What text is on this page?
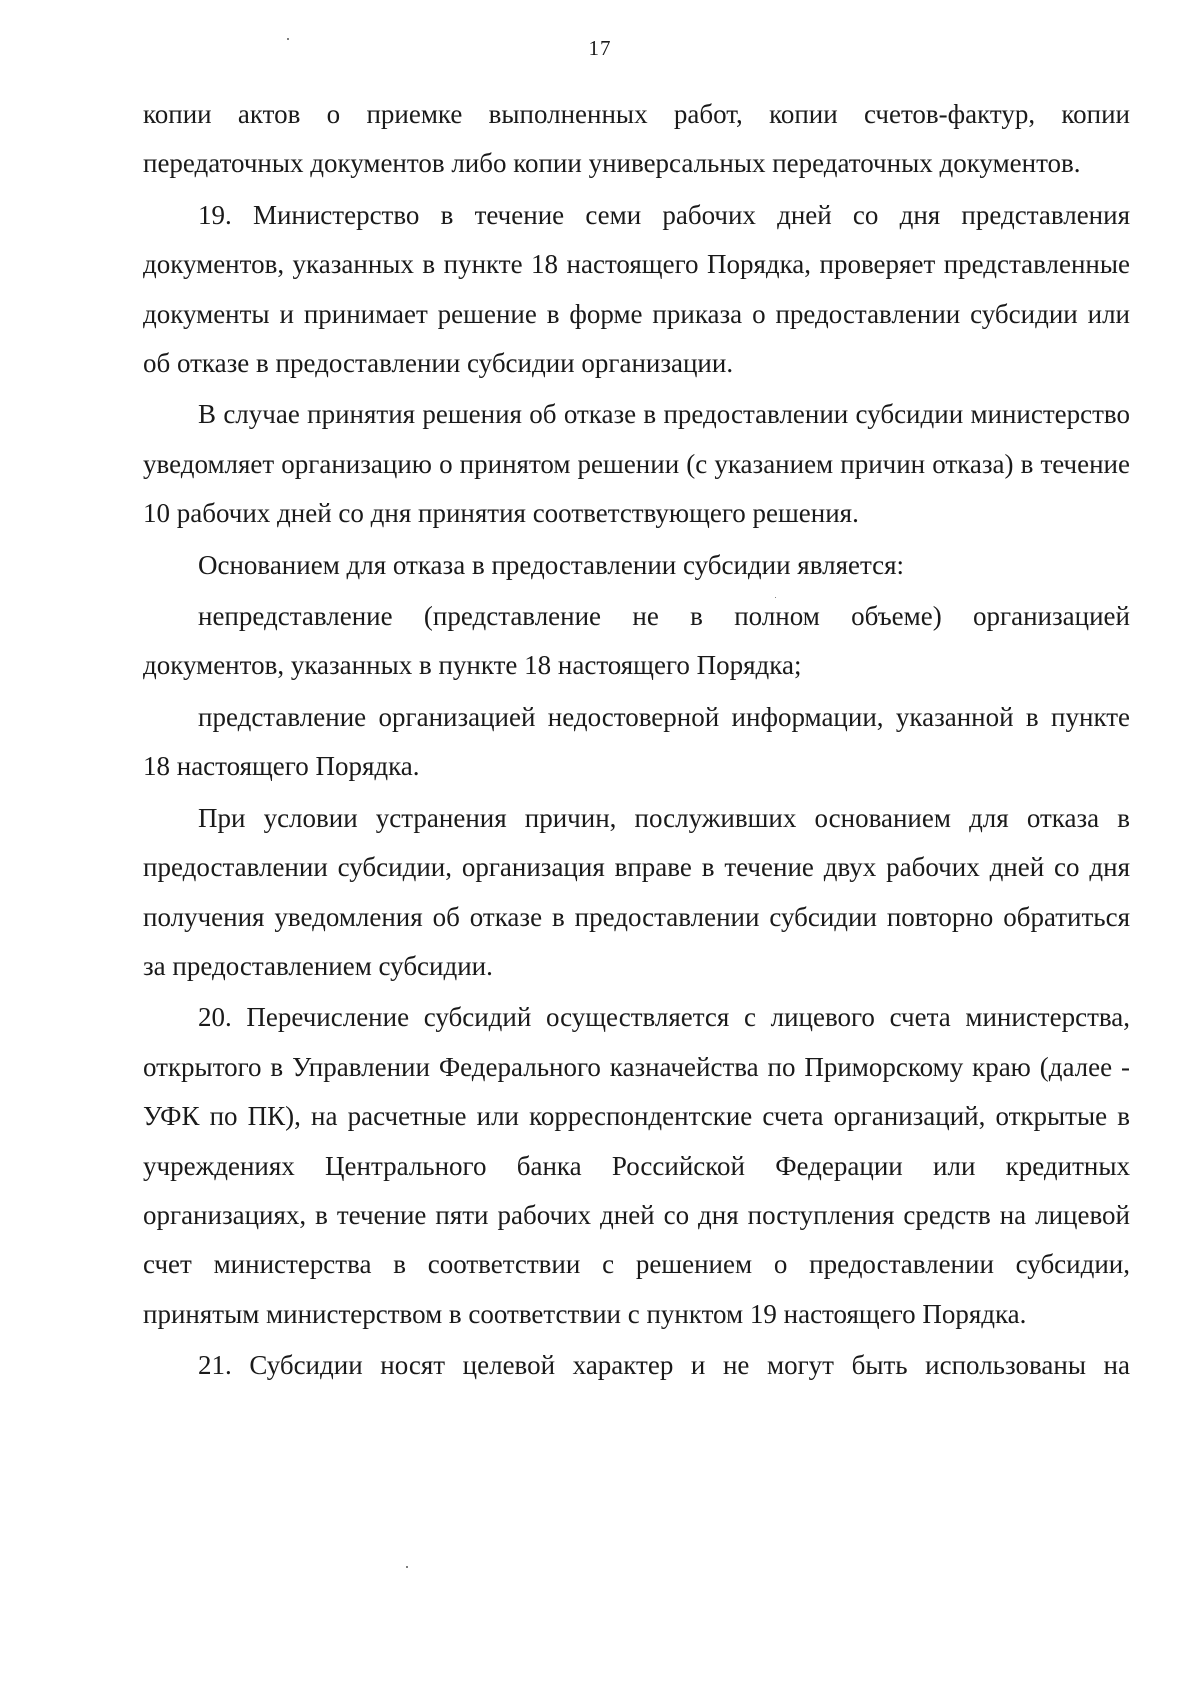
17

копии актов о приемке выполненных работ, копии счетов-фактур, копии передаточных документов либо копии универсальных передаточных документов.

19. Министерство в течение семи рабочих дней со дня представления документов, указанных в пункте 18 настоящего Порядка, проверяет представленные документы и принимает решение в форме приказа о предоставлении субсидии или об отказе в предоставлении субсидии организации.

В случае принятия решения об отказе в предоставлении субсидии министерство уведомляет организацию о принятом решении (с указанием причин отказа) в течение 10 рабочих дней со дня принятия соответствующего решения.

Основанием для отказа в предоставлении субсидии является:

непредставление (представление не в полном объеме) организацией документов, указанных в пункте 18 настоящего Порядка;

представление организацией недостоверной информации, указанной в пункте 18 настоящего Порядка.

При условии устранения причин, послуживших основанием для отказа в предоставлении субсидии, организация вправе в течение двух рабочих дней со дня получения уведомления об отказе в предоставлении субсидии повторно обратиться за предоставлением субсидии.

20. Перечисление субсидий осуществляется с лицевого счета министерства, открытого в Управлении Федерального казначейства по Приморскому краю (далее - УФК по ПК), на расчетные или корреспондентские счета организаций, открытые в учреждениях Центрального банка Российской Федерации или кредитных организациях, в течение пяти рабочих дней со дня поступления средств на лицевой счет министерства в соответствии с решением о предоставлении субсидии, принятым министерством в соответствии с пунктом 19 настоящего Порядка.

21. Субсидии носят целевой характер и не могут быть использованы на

▶ **YOUR OBJECTIVE**: Copy each line exactly, and leave the pictures out of your copy.

▶ **WRITTEN RESPONSE**:
What text is on this page?
17

копии актов о приемке выполненных работ, копии счетов-фактур, копии передаточных документов либо копии универсальных передаточных документов.

19. Министерство в течение семи рабочих дней со дня представления документов, указанных в пункте 18 настоящего Порядка, проверяет представленные документы и принимает решение в форме приказа о предоставлении субсидии или об отказе в предоставлении субсидии организации.

В случае принятия решения об отказе в предоставлении субсидии министерство уведомляет организацию о принятом решении (с указанием причин отказа) в течение 10 рабочих дней со дня принятия соответствующего решения.

Основанием для отказа в предоставлении субсидии является:

непредставление (представление не в полном объеме) организацией документов, указанных в пункте 18 настоящего Порядка;

представление организацией недостоверной информации, указанной в пункте 18 настоящего Порядка.

При условии устранения причин, послуживших основанием для отказа в предоставлении субсидии, организация вправе в течение двух рабочих дней со дня получения уведомления об отказе в предоставлении субсидии повторно обратиться за предоставлением субсидии.

20. Перечисление субсидий осуществляется с лицевого счета министерства, открытого в Управлении Федерального казначейства по Приморскому краю (далее - УФК по ПК), на расчетные или корреспондентские счета организаций, открытые в учреждениях Центрального банка Российской Федерации или кредитных организациях, в течение пяти рабочих дней со дня поступления средств на лицевой счет министерства в соответствии с решением о предоставлении субсидии, принятым министерством в соответствии с пунктом 19 настоящего Порядка.

21. Субсидии носят целевой характер и не могут быть использованы на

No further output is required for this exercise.